(begin)

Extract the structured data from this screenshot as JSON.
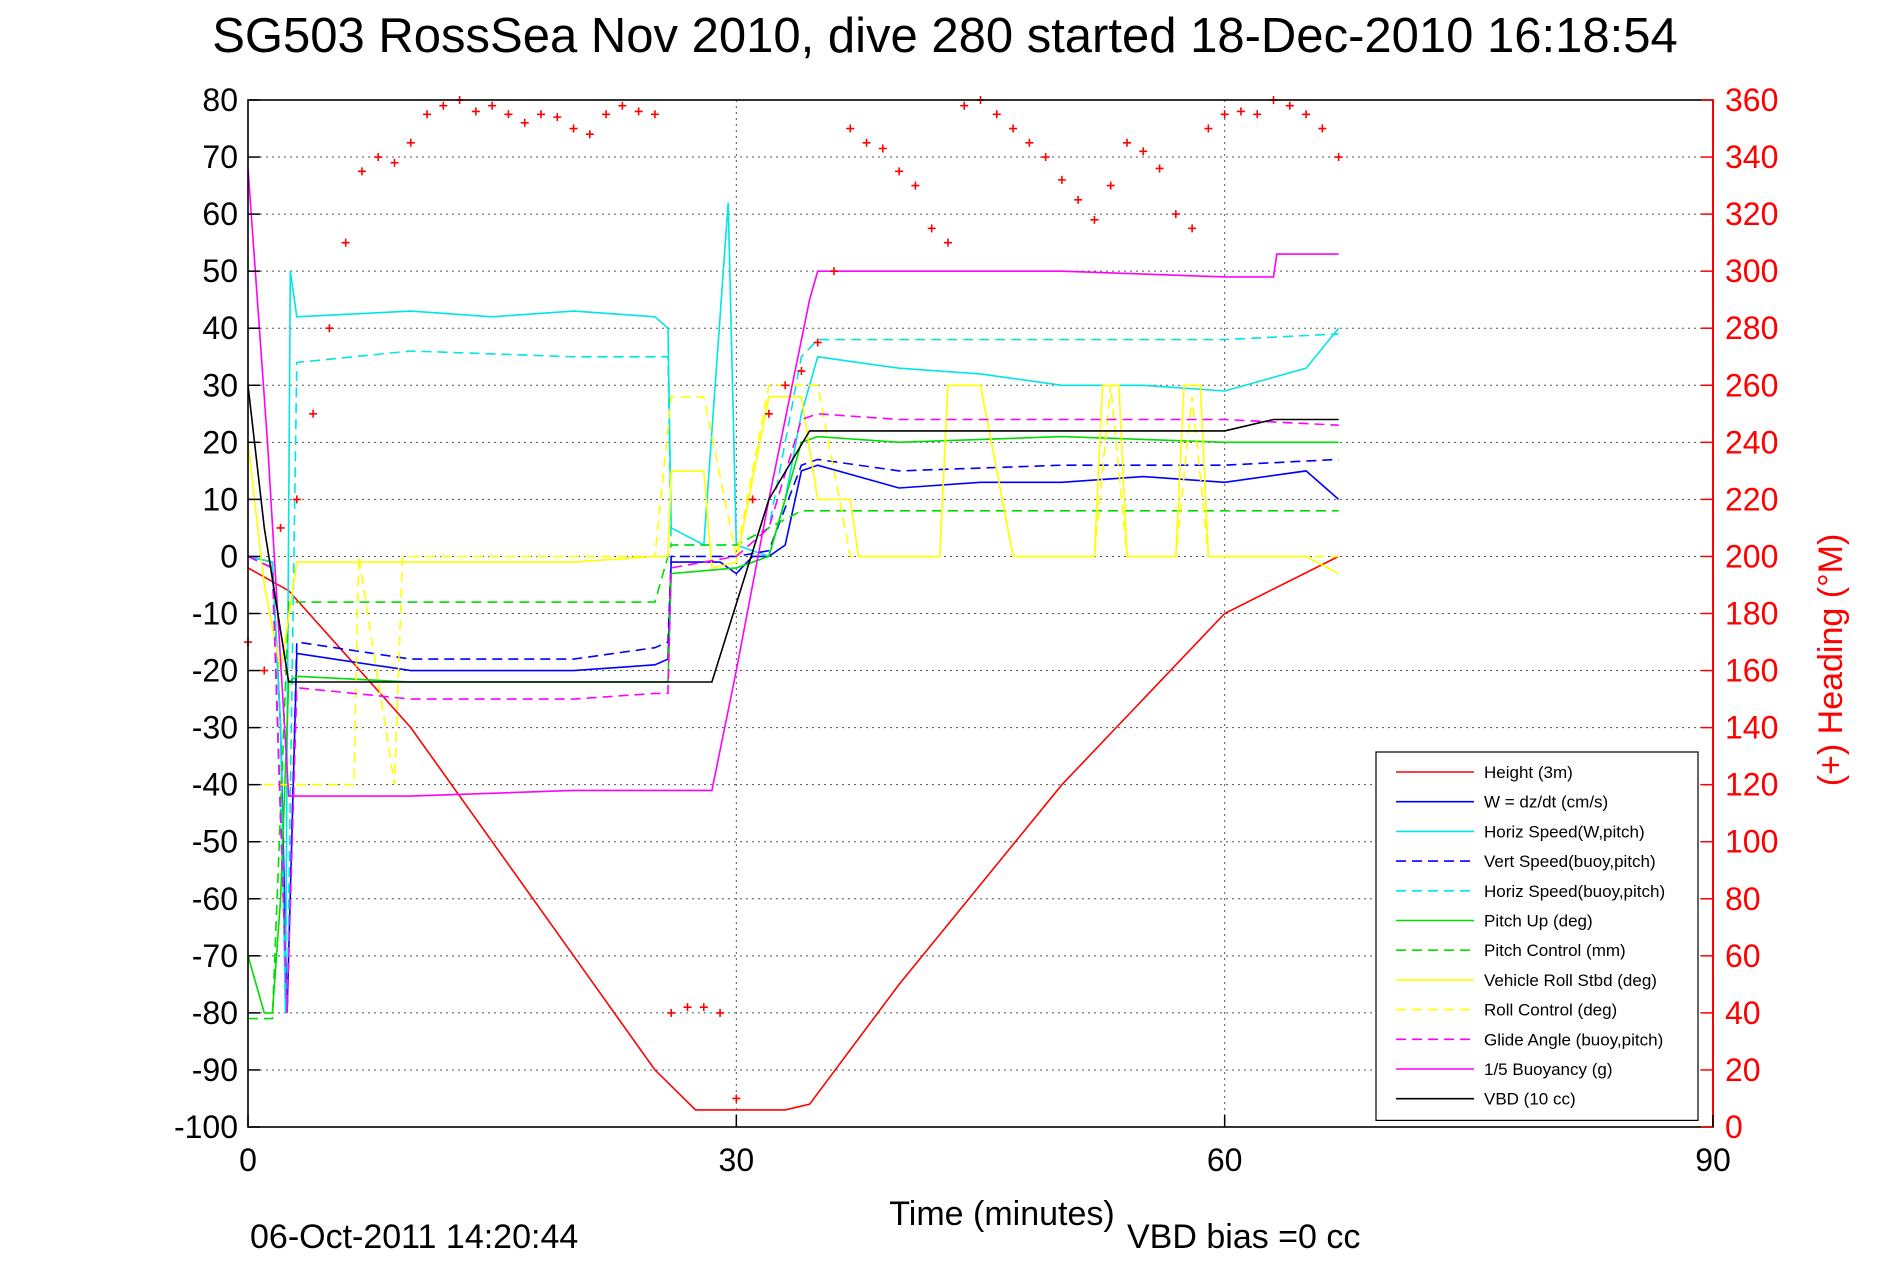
{
  "title": "SG503 RossSea Nov 2010, dive 280 started 18-Dec-2010 16:18:54",
  "footer": {
    "timestamp": "06-Oct-2011 14:20:44",
    "vbd_bias": "VBD bias =0 cc"
  },
  "chart_data": {
    "type": "line",
    "xlabel": "Time (minutes)",
    "ylabel": "",
    "y2label": "(+) Heading (°M)",
    "xlim": [
      0,
      90
    ],
    "ylim": [
      -100,
      80
    ],
    "y2lim": [
      0,
      360
    ],
    "xticks": [
      "0",
      "30",
      "60",
      "90"
    ],
    "yticks": [
      "80",
      "70",
      "60",
      "50",
      "40",
      "30",
      "20",
      "10",
      "0",
      "-10",
      "-20",
      "-30",
      "-40",
      "-50",
      "-60",
      "-70",
      "-80",
      "-90",
      "-100"
    ],
    "y2ticks": [
      "360",
      "340",
      "320",
      "300",
      "280",
      "260",
      "240",
      "220",
      "200",
      "180",
      "160",
      "140",
      "120",
      "100",
      "80",
      "60",
      "40",
      "20",
      "0"
    ],
    "grid": true,
    "legend_position": "bottom-right",
    "series": [
      {
        "name": "Height (3m)",
        "color": "#ff0000",
        "style": "solid",
        "x": [
          0,
          2.5,
          10,
          20,
          25,
          27.5,
          30,
          33,
          34.5,
          40,
          50,
          60,
          67
        ],
        "y": [
          -2,
          -6,
          -30,
          -70,
          -90,
          -97,
          -97,
          -97,
          -96,
          -75,
          -40,
          -10,
          0
        ]
      },
      {
        "name": "W = dz/dt (cm/s)",
        "color": "#0000ff",
        "style": "solid",
        "x": [
          0,
          1.5,
          2,
          2.4,
          3,
          10,
          20,
          25,
          25.8,
          26,
          29,
          30,
          31,
          32,
          33,
          34,
          35,
          40,
          45,
          50,
          55,
          60,
          65,
          67
        ],
        "y": [
          0,
          -1,
          -30,
          -80,
          -17,
          -20,
          -20,
          -19,
          -18,
          -1,
          -1,
          -3,
          0,
          0,
          2,
          15,
          16,
          12,
          13,
          13,
          14,
          13,
          15,
          10
        ]
      },
      {
        "name": "Horiz Speed(W,pitch)",
        "color": "#00e5e5",
        "style": "solid",
        "x": [
          0,
          1.5,
          2,
          2.3,
          2.6,
          3,
          10,
          15,
          20,
          25,
          25.8,
          26,
          28,
          29.5,
          30,
          32,
          33,
          34,
          35,
          40,
          45,
          50,
          55,
          60,
          65,
          67
        ],
        "y": [
          0,
          -1,
          -30,
          -80,
          50,
          42,
          43,
          42,
          43,
          42,
          40,
          5,
          2,
          62,
          2,
          0,
          10,
          25,
          35,
          33,
          32,
          30,
          30,
          29,
          33,
          40
        ]
      },
      {
        "name": "Vert Speed(buoy,pitch)",
        "color": "#0000ff",
        "style": "dashed",
        "x": [
          0,
          1.5,
          2.4,
          3,
          10,
          20,
          25,
          25.8,
          26,
          30,
          32,
          34,
          35,
          40,
          50,
          60,
          67
        ],
        "y": [
          0,
          -2,
          -80,
          -15,
          -18,
          -18,
          -16,
          -15,
          0,
          0,
          1,
          16,
          17,
          15,
          16,
          16,
          17
        ]
      },
      {
        "name": "Horiz Speed(buoy,pitch)",
        "color": "#00e5e5",
        "style": "dashed",
        "x": [
          0,
          1.5,
          2.4,
          3,
          10,
          20,
          25,
          25.8,
          26,
          30,
          32,
          34,
          35,
          40,
          50,
          60,
          67
        ],
        "y": [
          0,
          -2,
          -80,
          34,
          36,
          35,
          35,
          35,
          2,
          2,
          5,
          35,
          38,
          38,
          38,
          38,
          39
        ]
      },
      {
        "name": "Pitch Up (deg)",
        "color": "#00dd00",
        "style": "solid",
        "x": [
          0,
          1,
          1.5,
          2,
          2.5,
          3,
          10,
          20,
          25,
          25.8,
          26,
          30,
          32,
          34,
          35,
          40,
          50,
          60,
          67
        ],
        "y": [
          -70,
          -80,
          -80,
          -60,
          -22,
          -21,
          -22,
          -22,
          -22,
          -22,
          -3,
          -2,
          0,
          20,
          21,
          20,
          21,
          20,
          20
        ]
      },
      {
        "name": "Pitch Control (mm)",
        "color": "#00dd00",
        "style": "dashed",
        "x": [
          0,
          1.5,
          2.5,
          3,
          10,
          20,
          25,
          26,
          30,
          32,
          34,
          35,
          40,
          50,
          60,
          67
        ],
        "y": [
          -81,
          -81,
          -8,
          -8,
          -8,
          -8,
          -8,
          2,
          2,
          5,
          8,
          8,
          8,
          8,
          8,
          8
        ]
      },
      {
        "name": "Vehicle Roll Stbd (deg)",
        "color": "#ffff00",
        "style": "solid",
        "x": [
          0,
          1,
          2,
          3,
          10,
          20,
          25,
          25.8,
          26,
          28,
          28.5,
          30,
          32,
          34,
          35,
          37,
          37.5,
          42.5,
          43,
          45,
          47,
          52,
          52.5,
          53.5,
          54,
          57,
          57.5,
          58.5,
          59,
          65,
          67
        ],
        "y": [
          20,
          -5,
          -20,
          -1,
          -1,
          -1,
          0,
          0,
          15,
          15,
          -2,
          -1,
          28,
          28,
          10,
          10,
          0,
          0,
          30,
          30,
          0,
          0,
          30,
          30,
          0,
          0,
          30,
          30,
          0,
          0,
          -3
        ]
      },
      {
        "name": "Roll Control (deg)",
        "color": "#ffff00",
        "style": "dashed",
        "x": [
          0,
          1.5,
          2,
          6.5,
          6.8,
          9,
          9.5,
          20,
          25,
          26,
          28,
          30,
          32,
          35,
          37,
          42.5,
          43,
          45,
          47,
          52,
          53,
          54,
          57,
          58,
          59,
          67
        ],
        "y": [
          -40,
          -40,
          -40,
          -40,
          0,
          -40,
          0,
          0,
          0,
          28,
          28,
          0,
          30,
          30,
          0,
          0,
          30,
          30,
          0,
          0,
          30,
          0,
          0,
          28,
          0,
          0
        ]
      },
      {
        "name": "Glide Angle (buoy,pitch)",
        "color": "#ff00ff",
        "style": "dashed",
        "x": [
          0,
          1.5,
          2.4,
          3,
          10,
          20,
          25,
          25.8,
          26,
          30,
          32,
          34,
          35,
          40,
          50,
          60,
          67
        ],
        "y": [
          0,
          -2,
          -80,
          -23,
          -25,
          -25,
          -24,
          -24,
          -2,
          0,
          5,
          24,
          25,
          24,
          24,
          24,
          23
        ]
      },
      {
        "name": "1/5 Buoyancy (g)",
        "color": "#ff00ff",
        "style": "solid",
        "x": [
          0,
          1.2,
          2.5,
          10,
          20,
          28.5,
          30,
          32,
          34.5,
          35,
          40,
          50,
          60,
          63,
          63.2,
          67
        ],
        "y": [
          68,
          20,
          -42,
          -42,
          -41,
          -41,
          -20,
          10,
          45,
          50,
          50,
          50,
          49,
          49,
          53,
          53
        ]
      },
      {
        "name": "VBD (10 cc)",
        "color": "#000000",
        "style": "solid",
        "x": [
          0,
          1,
          2.5,
          10,
          20,
          26,
          28.5,
          32,
          34.5,
          35,
          45,
          50,
          60,
          63,
          67
        ],
        "y": [
          30,
          5,
          -22,
          -22,
          -22,
          -22,
          -22,
          10,
          22,
          22,
          22,
          22,
          22,
          24,
          24
        ]
      },
      {
        "name": "Heading",
        "color": "#ff0000",
        "style": "markers-plus",
        "axis": "right",
        "x": [
          0,
          1,
          2,
          3,
          4,
          5,
          6,
          7,
          8,
          9,
          10,
          11,
          12,
          13,
          14,
          15,
          16,
          17,
          18,
          19,
          20,
          21,
          22,
          23,
          24,
          25,
          26,
          27,
          28,
          29,
          30,
          31,
          32,
          33,
          34,
          35,
          36,
          37,
          38,
          39,
          40,
          41,
          42,
          43,
          44,
          45,
          46,
          47,
          48,
          49,
          50,
          51,
          52,
          53,
          54,
          55,
          56,
          57,
          58,
          59,
          60,
          61,
          62,
          63,
          64,
          65,
          66,
          67
        ],
        "y": [
          170,
          160,
          210,
          220,
          250,
          280,
          310,
          335,
          340,
          338,
          345,
          355,
          358,
          360,
          356,
          358,
          355,
          352,
          355,
          354,
          350,
          348,
          355,
          358,
          356,
          355,
          40,
          42,
          42,
          40,
          10,
          220,
          250,
          260,
          265,
          275,
          300,
          350,
          345,
          343,
          335,
          330,
          315,
          310,
          358,
          360,
          355,
          350,
          345,
          340,
          332,
          325,
          318,
          330,
          345,
          342,
          336,
          320,
          315,
          350,
          355,
          356,
          355,
          360,
          358,
          355,
          350,
          340
        ]
      }
    ]
  }
}
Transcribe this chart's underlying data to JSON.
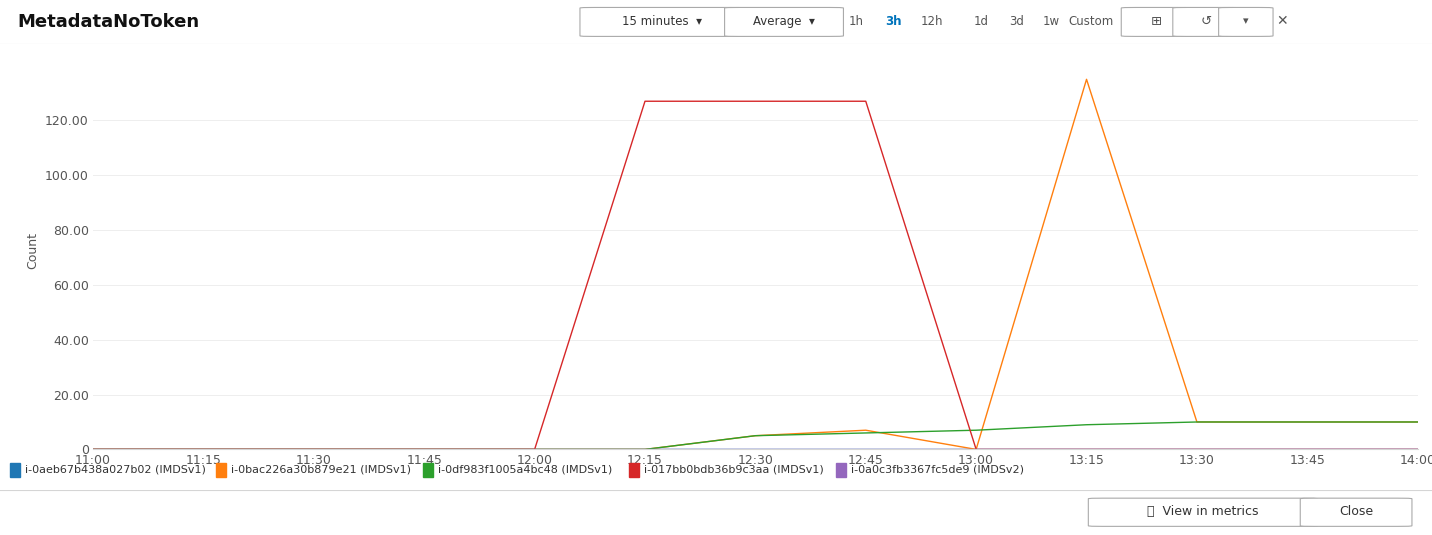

(end)

# What is required
List the lines of the records where "JSON" occurs.

# Output
Extract the structured data from this screenshot as JSON.
Transcribe this chart's underlying data to JSON.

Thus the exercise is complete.